#### WHAT TO WORK ON
Write out all entries word for word.

#### EXERCISE MATERIAL
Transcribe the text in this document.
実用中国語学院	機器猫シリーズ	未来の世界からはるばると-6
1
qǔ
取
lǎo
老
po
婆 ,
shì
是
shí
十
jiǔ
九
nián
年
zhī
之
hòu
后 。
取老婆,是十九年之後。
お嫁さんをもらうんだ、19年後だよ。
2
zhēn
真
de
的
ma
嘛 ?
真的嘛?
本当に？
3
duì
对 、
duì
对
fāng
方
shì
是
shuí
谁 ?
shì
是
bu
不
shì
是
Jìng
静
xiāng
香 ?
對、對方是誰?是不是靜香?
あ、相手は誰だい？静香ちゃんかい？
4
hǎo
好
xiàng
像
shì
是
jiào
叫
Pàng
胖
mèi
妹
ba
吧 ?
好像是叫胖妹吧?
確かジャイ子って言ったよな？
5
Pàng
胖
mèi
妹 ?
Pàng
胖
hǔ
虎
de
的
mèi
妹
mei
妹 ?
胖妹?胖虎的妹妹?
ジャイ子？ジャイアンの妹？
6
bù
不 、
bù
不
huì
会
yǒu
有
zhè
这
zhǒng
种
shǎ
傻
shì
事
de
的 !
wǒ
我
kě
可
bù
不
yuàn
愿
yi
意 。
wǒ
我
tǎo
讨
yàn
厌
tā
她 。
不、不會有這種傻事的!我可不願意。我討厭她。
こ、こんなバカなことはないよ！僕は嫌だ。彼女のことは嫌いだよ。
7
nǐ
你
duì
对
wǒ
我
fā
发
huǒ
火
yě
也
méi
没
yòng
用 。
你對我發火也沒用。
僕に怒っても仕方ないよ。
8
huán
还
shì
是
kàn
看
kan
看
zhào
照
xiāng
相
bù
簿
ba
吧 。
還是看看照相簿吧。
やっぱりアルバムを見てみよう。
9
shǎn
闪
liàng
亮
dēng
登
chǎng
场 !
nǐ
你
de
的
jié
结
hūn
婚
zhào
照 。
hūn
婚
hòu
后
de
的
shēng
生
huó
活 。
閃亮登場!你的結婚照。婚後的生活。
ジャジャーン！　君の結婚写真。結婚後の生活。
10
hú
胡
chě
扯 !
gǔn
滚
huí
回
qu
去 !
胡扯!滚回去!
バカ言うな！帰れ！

#### EXERCISE ANSWER
Transcribe the text in this document.
実用中国語学院	機器猫シリーズ	未来の世界からはるばると-6
1
qǔ
取
lǎo
老
po
婆 ,
shì
是
shí
十
jiǔ
九
nián
年
zhī
之
hòu
后 。
取老婆,是十九年之後。
お嫁さんをもらうんだ、19年後だよ。
2
zhēn
真
de
的
ma
嘛 ?
真的嘛?
本当に？
3
duì
对 、
duì
对
fāng
方
shì
是
shuí
谁 ?
shì
是
bu
不
shì
是
Jìng
静
xiāng
香 ?
對、對方是誰?是不是靜香?
あ、相手は誰だい？静香ちゃんかい？
4
hǎo
好
xiàng
像
shì
是
jiào
叫
Pàng
胖
mèi
妹
ba
吧 ?
好像是叫胖妹吧?
確かジャイ子って言ったよな？
5
Pàng
胖
mèi
妹 ?
Pàng
胖
hǔ
虎
de
的
mèi
妹
mei
妹 ?
胖妹?胖虎的妹妹?
ジャイ子？ジャイアンの妹？
6
bù
不 、
bù
不
huì
会
yǒu
有
zhè
这
zhǒng
种
shǎ
傻
shì
事
de
的 !
wǒ
我
kě
可
bù
不
yuàn
愿
yi
意 。
wǒ
我
tǎo
讨
yàn
厌
tā
她 。
不、不會有這種傻事的!我可不願意。我討厭她。
こ、こんなバカなことはないよ！僕は嫌だ。彼女のことは嫌いだよ。
7
nǐ
你
duì
对
wǒ
我
fā
发
huǒ
火
yě
也
méi
没
yòng
用 。
你對我發火也沒用。
僕に怒っても仕方ないよ。
8
huán
还
shì
是
kàn
看
kan
看
zhào
照
xiāng
相
bù
簿
ba
吧 。
還是看看照相簿吧。
やっぱりアルバムを見てみよう。
9
shǎn
闪
liàng
亮
dēng
登
chǎng
场 !
nǐ
你
de
的
jié
结
hūn
婚
zhào
照 。
hūn
婚
hòu
后
de
的
shēng
生
huó
活 。
閃亮登場!你的結婚照。婚後的生活。
ジャジャーン！　君の結婚写真。結婚後の生活。
10
hú
胡
chě
扯 !
gǔn
滚
huí
回
qu
去 !
胡扯!滚回去!
バカ言うな！帰れ！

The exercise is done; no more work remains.